- REQUIRED WORK: Output the entries word for word. Omit images.

- PROVIDED RECORDS:
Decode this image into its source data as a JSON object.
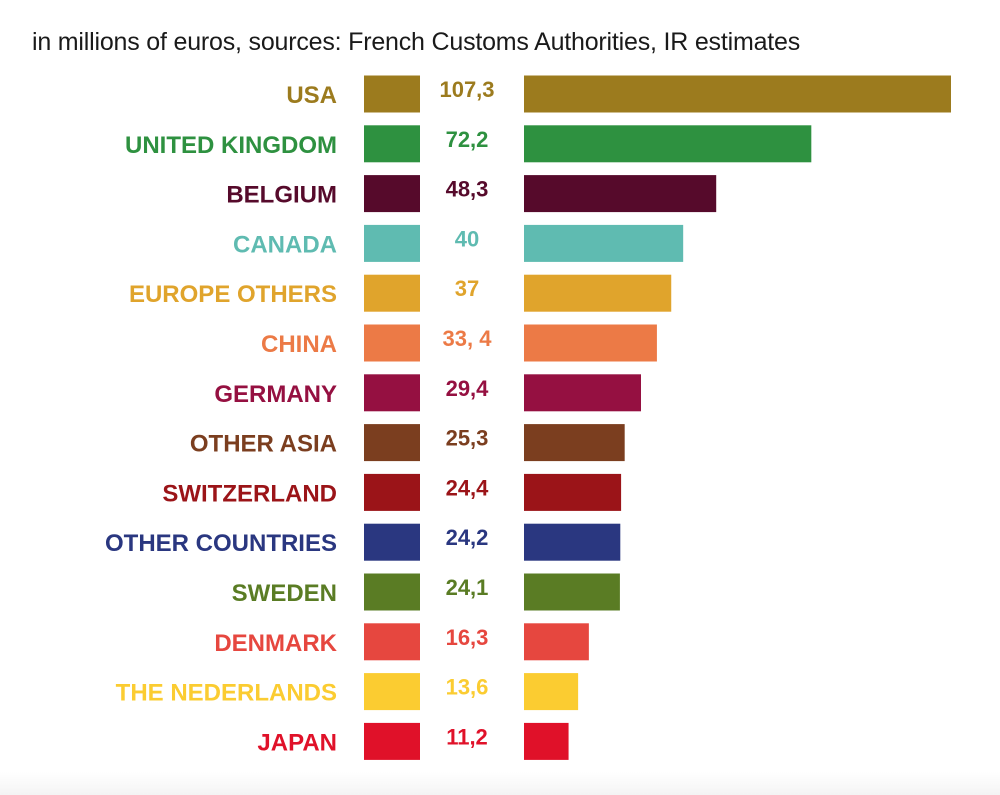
{
  "subtitle": "in millions of euros, sources: French Customs Authorities, IR estimates",
  "chart_data": {
    "type": "bar",
    "orientation": "horizontal",
    "title": "",
    "subtitle": "in millions of euros, sources: French Customs Authorities, IR estimates",
    "xlabel": "",
    "ylabel": "",
    "grid": false,
    "legend": "none",
    "categories": [
      "USA",
      "UNITED KINGDOM",
      "BELGIUM",
      "CANADA",
      "EUROPE OTHERS",
      "CHINA",
      "GERMANY",
      "OTHER ASIA",
      "SWITZERLAND",
      "OTHER COUNTRIES",
      "SWEDEN",
      "DENMARK",
      "THE NEDERLANDS",
      "JAPAN"
    ],
    "values": [
      107.3,
      72.2,
      48.3,
      40,
      37,
      33.4,
      29.4,
      25.3,
      24.4,
      24.2,
      24.1,
      16.3,
      13.6,
      11.2
    ],
    "value_labels": [
      "107,3",
      "72,2",
      "48,3",
      "40",
      "37",
      "33, 4",
      "29,4",
      "25,3",
      "24,4",
      "24,2",
      "24,1",
      "16,3",
      "13,6",
      "11,2"
    ],
    "colors": [
      "#9c7b1e",
      "#2e9140",
      "#560a2b",
      "#5fbbb1",
      "#e0a42c",
      "#ec7a46",
      "#951041",
      "#7b3e1f",
      "#9b1418",
      "#2a3780",
      "#5a7c24",
      "#e6473f",
      "#fbcc31",
      "#e01129"
    ],
    "xlim": [
      0,
      107.3
    ]
  }
}
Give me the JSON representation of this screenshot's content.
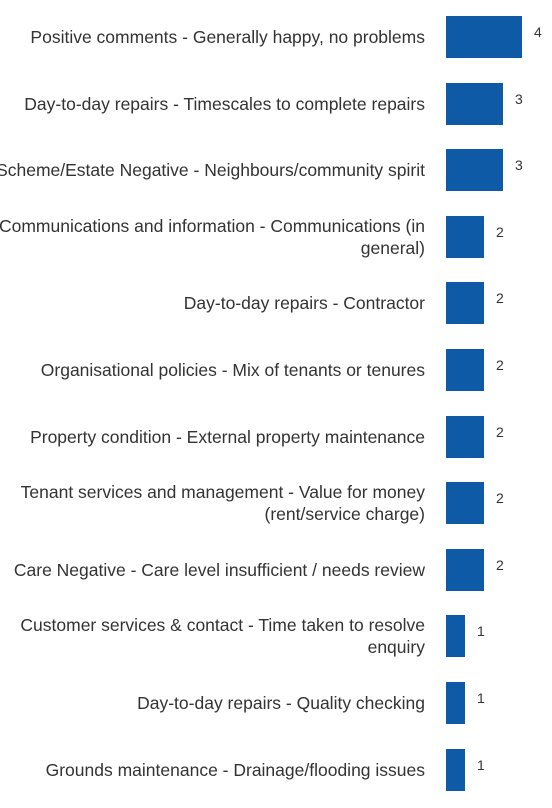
{
  "chart_data": {
    "type": "bar",
    "orientation": "horizontal",
    "color": "#0f5aa6",
    "categories": [
      "Positive comments - Generally happy, no problems",
      "Day-to-day repairs - Timescales to complete repairs",
      "Scheme/Estate Negative - Neighbours/community spirit",
      "Communications and information - Communications (in general)",
      "Day-to-day repairs - Contractor",
      "Organisational policies - Mix of tenants or tenures",
      "Property condition - External property maintenance",
      "Tenant services and management - Value for money (rent/service charge)",
      "Care Negative - Care level insufficient / needs review",
      "Customer services & contact - Time taken to resolve enquiry",
      "Day-to-day repairs - Quality checking",
      "Grounds maintenance - Drainage/flooding issues"
    ],
    "values": [
      4,
      3,
      3,
      2,
      2,
      2,
      2,
      2,
      2,
      1,
      1,
      1
    ]
  }
}
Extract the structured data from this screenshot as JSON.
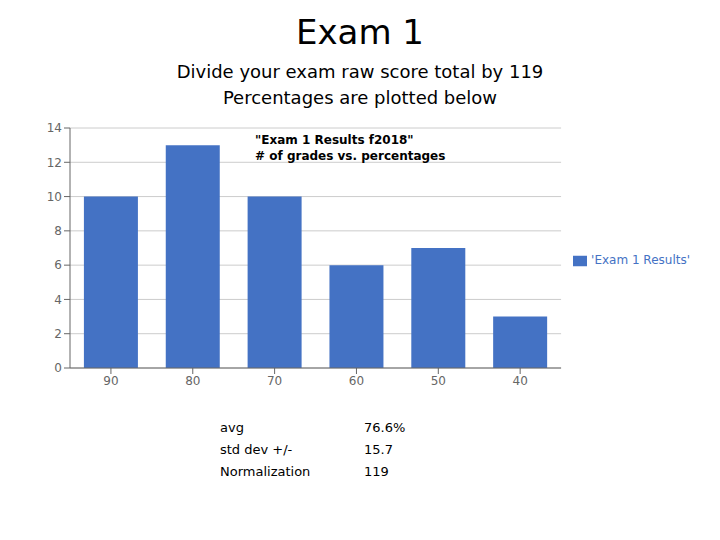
{
  "chart_data": {
    "type": "bar",
    "title": "Exam 1",
    "subtitle": [
      "Divide your exam raw score total by 119",
      "Percentages are plotted below"
    ],
    "categories": [
      "90",
      "80",
      "70",
      "60",
      "50",
      "40"
    ],
    "series": [
      {
        "name": "'Exam 1 Results'",
        "color": "#4472C4",
        "values": [
          10,
          13,
          10,
          6,
          7,
          3
        ]
      }
    ],
    "ylim": [
      0,
      14
    ],
    "yticks": [
      0,
      2,
      4,
      6,
      8,
      10,
      12,
      14
    ],
    "grid": true,
    "legend": "right",
    "annotations": [
      [
        "\"Exam 1 Results f2018\"",
        "# of grades vs. percentages"
      ],
      [
        [
          "avg",
          "76.6%"
        ],
        [
          "std dev +/-",
          "15.7"
        ],
        [
          "Normalization",
          "119"
        ]
      ]
    ]
  }
}
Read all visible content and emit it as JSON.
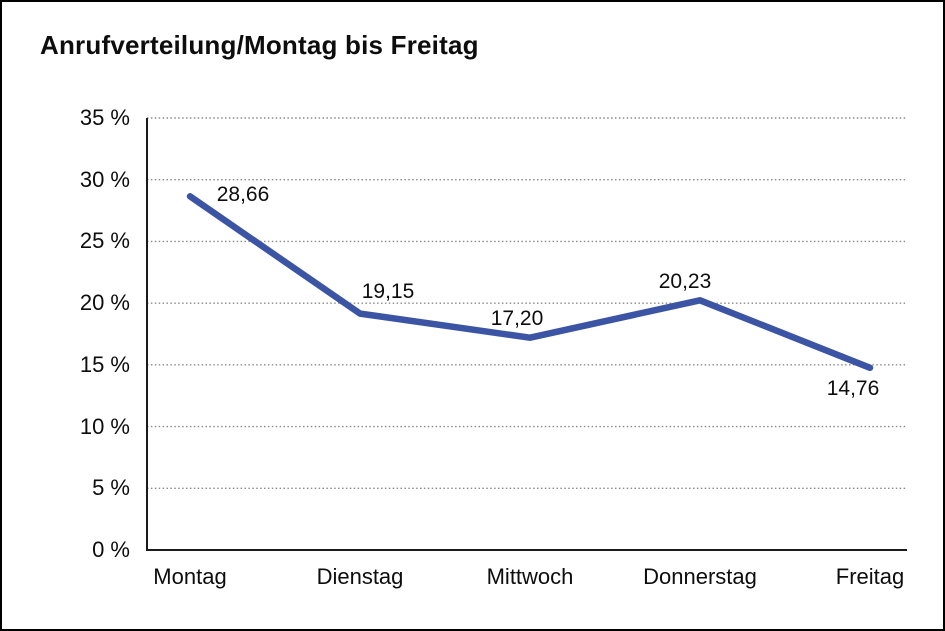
{
  "window": {
    "background": "#ffffff",
    "frame_border_color": "#000000"
  },
  "chart_data": {
    "type": "line",
    "title": "Anrufverteilung/Montag bis Freitag",
    "categories": [
      "Montag",
      "Dienstag",
      "Mittwoch",
      "Donnerstag",
      "Freitag"
    ],
    "series": [
      {
        "name": "Anrufverteilung",
        "values": [
          28.66,
          19.15,
          17.2,
          20.23,
          14.76
        ]
      }
    ],
    "value_labels": [
      "28,66",
      "19,15",
      "17,20",
      "20,23",
      "14,76"
    ],
    "xlabel": "",
    "ylabel": "",
    "ylim": [
      0,
      35
    ],
    "ytick_step": 5,
    "ytick_labels": [
      "0 %",
      "5 %",
      "10 %",
      "15 %",
      "20 %",
      "25 %",
      "30 %",
      "35 %"
    ],
    "grid": "horizontal-dotted",
    "legend": "none",
    "line_color": "#3B55A4",
    "axis_color": "#1a1a1a",
    "grid_color": "#8a8a8a",
    "text_color": "#0d0d0d"
  }
}
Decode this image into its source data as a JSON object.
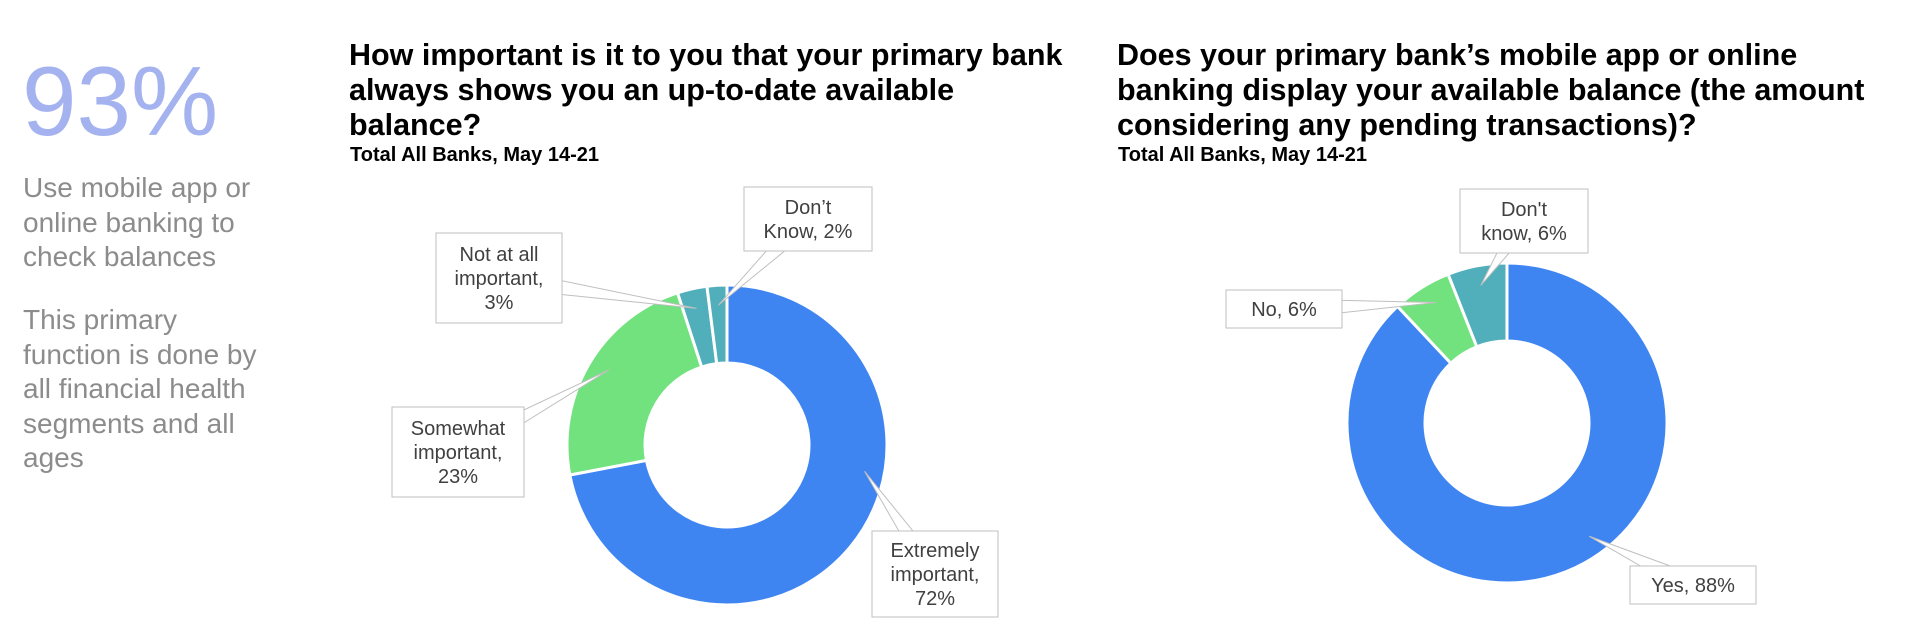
{
  "side": {
    "stat": "93%",
    "text1": "Use mobile app or online banking  to check balances",
    "text2": "This primary function is done by all financial health segments and all ages"
  },
  "colors": {
    "stat": "#a4b3ef",
    "blue": "#3f85f2",
    "green": "#72e27f",
    "teal": "#50afbb",
    "sidetext": "#8c8c8c"
  },
  "chart_data": [
    {
      "type": "pie",
      "variant": "donut",
      "title": "How important is it to you that your primary bank always shows you an up-to-date available balance?",
      "subtitle": "Total All Banks, May 14-21",
      "slices": [
        {
          "label": "Extremely important, 72%",
          "value": 72,
          "color": "#3f85f2"
        },
        {
          "label": "Somewhat important, 23%",
          "value": 23,
          "color": "#72e27f"
        },
        {
          "label": "Not at all important, 3%",
          "value": 3,
          "color": "#50afbb"
        },
        {
          "label": "Don’t Know, 2%",
          "value": 2,
          "color": "#50afbb"
        }
      ]
    },
    {
      "type": "pie",
      "variant": "donut",
      "title": "Does your primary bank’s mobile app or online banking display your available balance (the amount considering any pending transactions)?",
      "subtitle": "Total All Banks, May 14-21",
      "slices": [
        {
          "label": "Yes, 88%",
          "value": 88,
          "color": "#3f85f2"
        },
        {
          "label": "No, 6%",
          "value": 6,
          "color": "#72e27f"
        },
        {
          "label": "Don't know, 6%",
          "value": 6,
          "color": "#50afbb"
        }
      ]
    }
  ]
}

- TASK ANSWER:
Decode this image into its source data as a JSON object.
{
  "subtitle": "in millions of euros, sources: French Customs Authorities, IR estimates",
  "chart_data": {
    "type": "bar",
    "orientation": "horizontal",
    "title": "",
    "subtitle": "in millions of euros, sources: French Customs Authorities, IR estimates",
    "xlabel": "",
    "ylabel": "",
    "grid": false,
    "legend": "none",
    "categories": [
      "USA",
      "UNITED KINGDOM",
      "BELGIUM",
      "CANADA",
      "EUROPE OTHERS",
      "CHINA",
      "GERMANY",
      "OTHER ASIA",
      "SWITZERLAND",
      "OTHER COUNTRIES",
      "SWEDEN",
      "DENMARK",
      "THE NEDERLANDS",
      "JAPAN"
    ],
    "values": [
      107.3,
      72.2,
      48.3,
      40,
      37,
      33.4,
      29.4,
      25.3,
      24.4,
      24.2,
      24.1,
      16.3,
      13.6,
      11.2
    ],
    "value_labels": [
      "107,3",
      "72,2",
      "48,3",
      "40",
      "37",
      "33, 4",
      "29,4",
      "25,3",
      "24,4",
      "24,2",
      "24,1",
      "16,3",
      "13,6",
      "11,2"
    ],
    "colors": [
      "#9c7b1e",
      "#2e9140",
      "#560a2b",
      "#5fbbb1",
      "#e0a42c",
      "#ec7a46",
      "#951041",
      "#7b3e1f",
      "#9b1418",
      "#2a3780",
      "#5a7c24",
      "#e6473f",
      "#fbcc31",
      "#e01129"
    ],
    "xlim": [
      0,
      107.3
    ]
  }
}
Give me the JSON representation of this screenshot's content.
{
  "chart_data": {
    "type": "bar",
    "orientation": "horizontal",
    "color": "#0f5aa6",
    "categories": [
      "Positive comments - Generally happy, no problems",
      "Day-to-day repairs - Timescales to complete repairs",
      "Scheme/Estate Negative - Neighbours/community spirit",
      "Communications and information - Communications (in general)",
      "Day-to-day repairs - Contractor",
      "Organisational policies - Mix of tenants or tenures",
      "Property condition - External property maintenance",
      "Tenant services and management - Value for money (rent/service charge)",
      "Care Negative - Care level insufficient / needs review",
      "Customer services & contact - Time taken to resolve enquiry",
      "Day-to-day repairs - Quality checking",
      "Grounds maintenance - Drainage/flooding issues"
    ],
    "values": [
      4,
      3,
      3,
      2,
      2,
      2,
      2,
      2,
      2,
      1,
      1,
      1
    ]
  }
}
Extract the structured data from this screenshot as JSON.
{
  "chart_data": {
    "type": "bar",
    "title": "Exam 1",
    "subtitle": [
      "Divide your exam raw score total by 119",
      "Percentages are plotted below"
    ],
    "categories": [
      "90",
      "80",
      "70",
      "60",
      "50",
      "40"
    ],
    "series": [
      {
        "name": "'Exam 1 Results'",
        "color": "#4472C4",
        "values": [
          10,
          13,
          10,
          6,
          7,
          3
        ]
      }
    ],
    "ylim": [
      0,
      14
    ],
    "yticks": [
      0,
      2,
      4,
      6,
      8,
      10,
      12,
      14
    ],
    "grid": true,
    "legend": "right",
    "annotations": [
      [
        "\"Exam 1 Results f2018\"",
        "# of grades vs. percentages"
      ],
      [
        [
          "avg",
          "76.6%"
        ],
        [
          "std dev +/-",
          "15.7"
        ],
        [
          "Normalization",
          "119"
        ]
      ]
    ]
  }
}
Read all visible content and emit it as JSON.
{
  "window": {
    "background": "#ffffff",
    "frame_border_color": "#000000"
  },
  "chart_data": {
    "type": "line",
    "title": "Anrufverteilung/Montag bis Freitag",
    "categories": [
      "Montag",
      "Dienstag",
      "Mittwoch",
      "Donnerstag",
      "Freitag"
    ],
    "series": [
      {
        "name": "Anrufverteilung",
        "values": [
          28.66,
          19.15,
          17.2,
          20.23,
          14.76
        ]
      }
    ],
    "value_labels": [
      "28,66",
      "19,15",
      "17,20",
      "20,23",
      "14,76"
    ],
    "xlabel": "",
    "ylabel": "",
    "ylim": [
      0,
      35
    ],
    "ytick_step": 5,
    "ytick_labels": [
      "0 %",
      "5 %",
      "10 %",
      "15 %",
      "20 %",
      "25 %",
      "30 %",
      "35 %"
    ],
    "grid": "horizontal-dotted",
    "legend": "none",
    "line_color": "#3B55A4",
    "axis_color": "#1a1a1a",
    "grid_color": "#8a8a8a",
    "text_color": "#0d0d0d"
  }
}
Decode this image into its source data as a JSON object.
{
  "side": {
    "stat": "93%",
    "text1": "Use mobile app or online banking  to check balances",
    "text2": "This primary function is done by all financial health segments and all ages"
  },
  "colors": {
    "stat": "#a4b3ef",
    "blue": "#3f85f2",
    "green": "#72e27f",
    "teal": "#50afbb",
    "sidetext": "#8c8c8c"
  },
  "chart_data": [
    {
      "type": "pie",
      "variant": "donut",
      "title": "How important is it to you that your primary bank always shows you an up-to-date available balance?",
      "subtitle": "Total All Banks, May 14-21",
      "slices": [
        {
          "label": "Extremely important, 72%",
          "value": 72,
          "color": "#3f85f2"
        },
        {
          "label": "Somewhat important, 23%",
          "value": 23,
          "color": "#72e27f"
        },
        {
          "label": "Not at all important, 3%",
          "value": 3,
          "color": "#50afbb"
        },
        {
          "label": "Don’t Know, 2%",
          "value": 2,
          "color": "#50afbb"
        }
      ]
    },
    {
      "type": "pie",
      "variant": "donut",
      "title": "Does your primary bank’s mobile app or online banking display your available balance (the amount considering any pending transactions)?",
      "subtitle": "Total All Banks, May 14-21",
      "slices": [
        {
          "label": "Yes, 88%",
          "value": 88,
          "color": "#3f85f2"
        },
        {
          "label": "No, 6%",
          "value": 6,
          "color": "#72e27f"
        },
        {
          "label": "Don't know, 6%",
          "value": 6,
          "color": "#50afbb"
        }
      ]
    }
  ]
}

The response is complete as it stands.